Collected data:
____
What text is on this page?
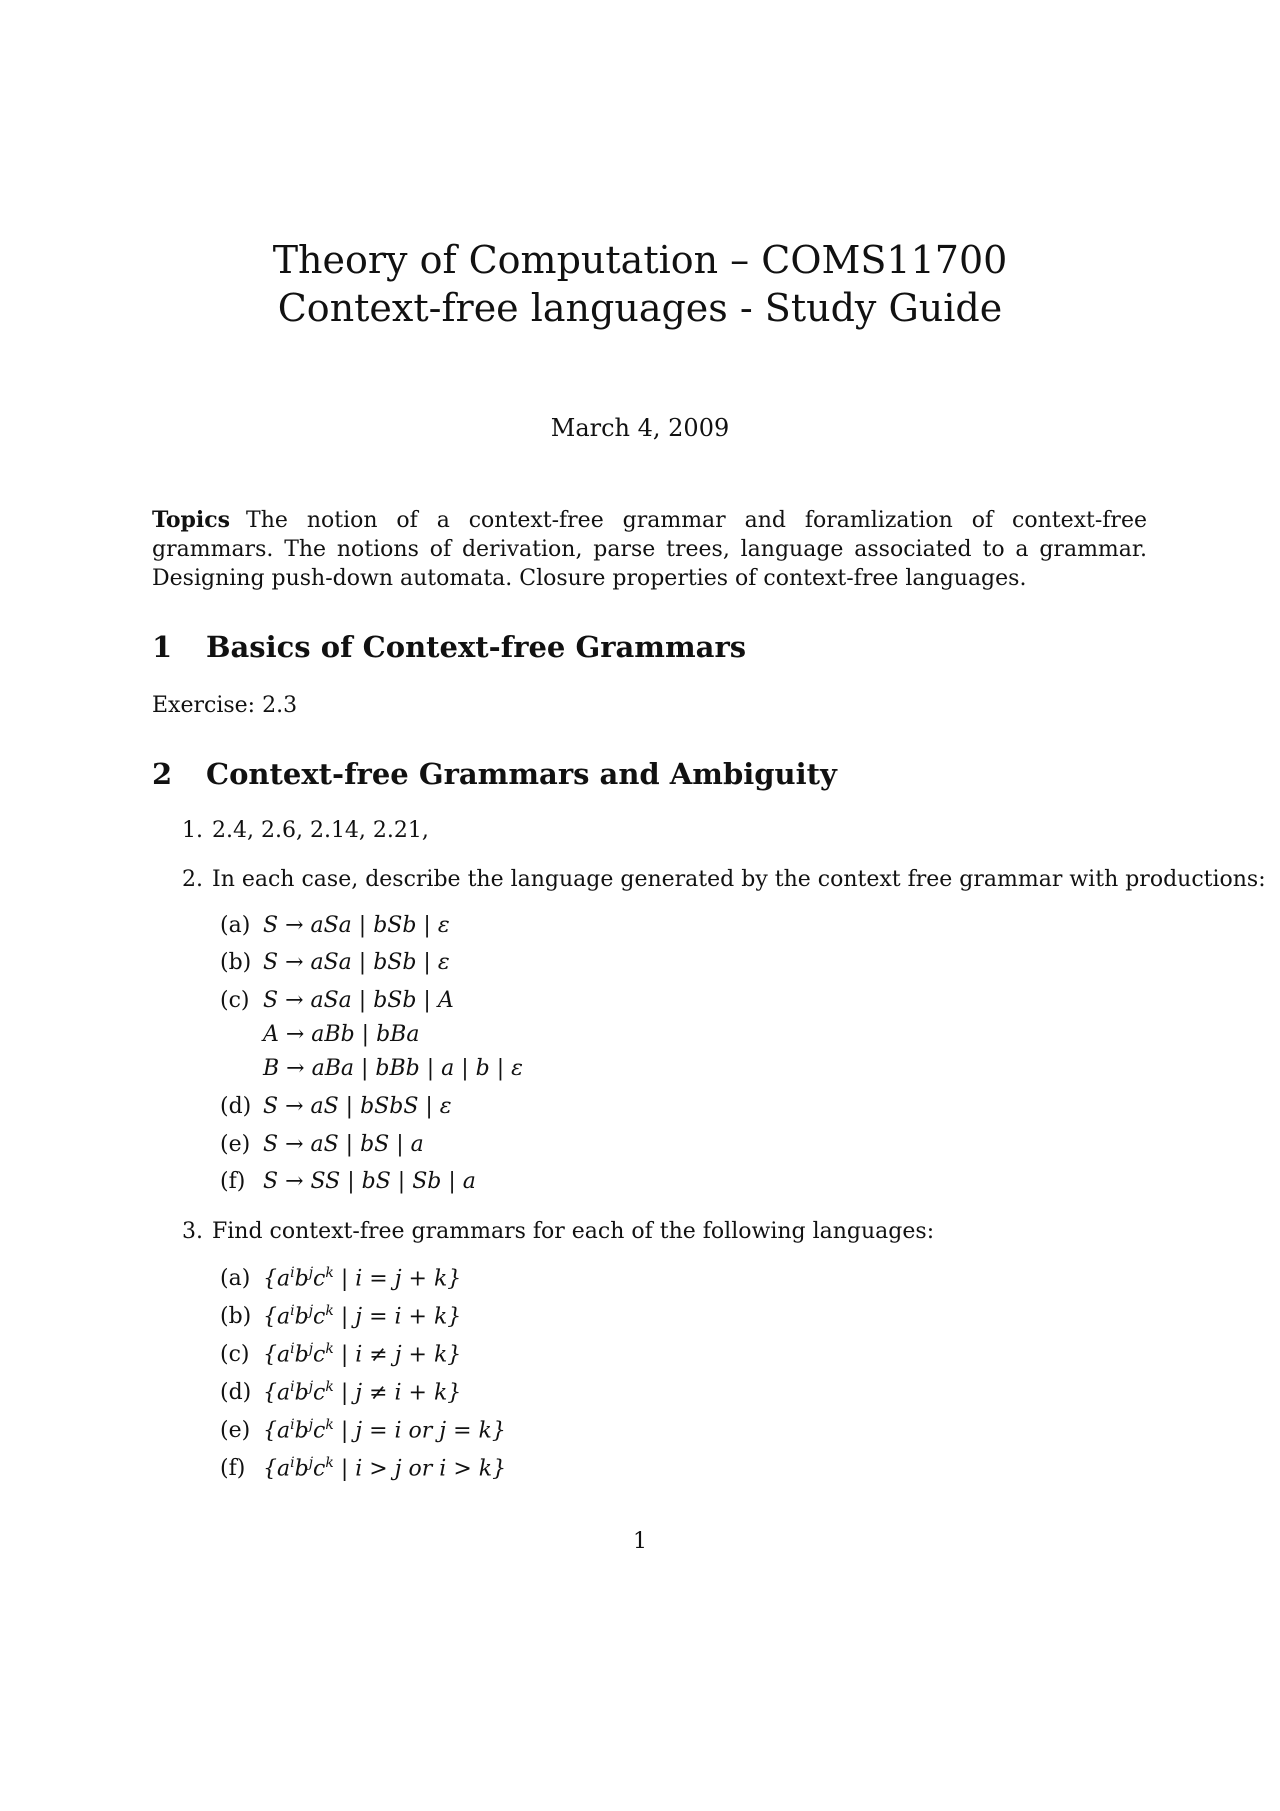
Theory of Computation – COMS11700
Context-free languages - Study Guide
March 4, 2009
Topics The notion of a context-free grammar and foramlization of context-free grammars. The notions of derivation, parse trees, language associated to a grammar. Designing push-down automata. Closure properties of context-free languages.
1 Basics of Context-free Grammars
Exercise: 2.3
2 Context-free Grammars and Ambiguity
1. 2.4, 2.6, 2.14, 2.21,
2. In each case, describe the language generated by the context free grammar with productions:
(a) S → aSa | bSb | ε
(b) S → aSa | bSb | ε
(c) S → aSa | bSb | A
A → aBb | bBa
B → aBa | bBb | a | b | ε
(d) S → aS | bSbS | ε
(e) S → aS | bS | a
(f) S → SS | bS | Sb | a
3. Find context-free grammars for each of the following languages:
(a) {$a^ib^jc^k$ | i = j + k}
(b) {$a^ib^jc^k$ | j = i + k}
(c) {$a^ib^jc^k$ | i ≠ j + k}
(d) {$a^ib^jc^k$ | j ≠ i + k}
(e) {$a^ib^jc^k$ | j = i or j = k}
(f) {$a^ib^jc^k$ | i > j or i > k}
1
____
The exercise: Write the records above out again exactly, with no pictures in your copy.

Task result:
What text is on this page?
Theory of Computation – COMS11700
Context-free languages - Study Guide
March 4, 2009
Topics The notion of a context-free grammar and foramlization of context-free grammars. The notions of derivation, parse trees, language associated to a grammar. Designing push-down automata. Closure properties of context-free languages.
1 Basics of Context-free Grammars
Exercise: 2.3
2 Context-free Grammars and Ambiguity
1. 2.4, 2.6, 2.14, 2.21,
2. In each case, describe the language generated by the context free grammar with productions:
(a) S → aSa | bSb | ε
(b) S → aSa | bSb | ε
(c) S → aSa | bSb | A
A → aBb | bBa
B → aBa | bBb | a | b | ε
(d) S → aS | bSbS | ε
(e) S → aS | bS | a
(f) S → SS | bS | Sb | a
3. Find context-free grammars for each of the following languages:
(a) {$a^ib^jc^k$ | i = j + k}
(b) {$a^ib^jc^k$ | j = i + k}
(c) {$a^ib^jc^k$ | i ≠ j + k}
(d) {$a^ib^jc^k$ | j ≠ i + k}
(e) {$a^ib^jc^k$ | j = i or j = k}
(f) {$a^ib^jc^k$ | i > j or i > k}
1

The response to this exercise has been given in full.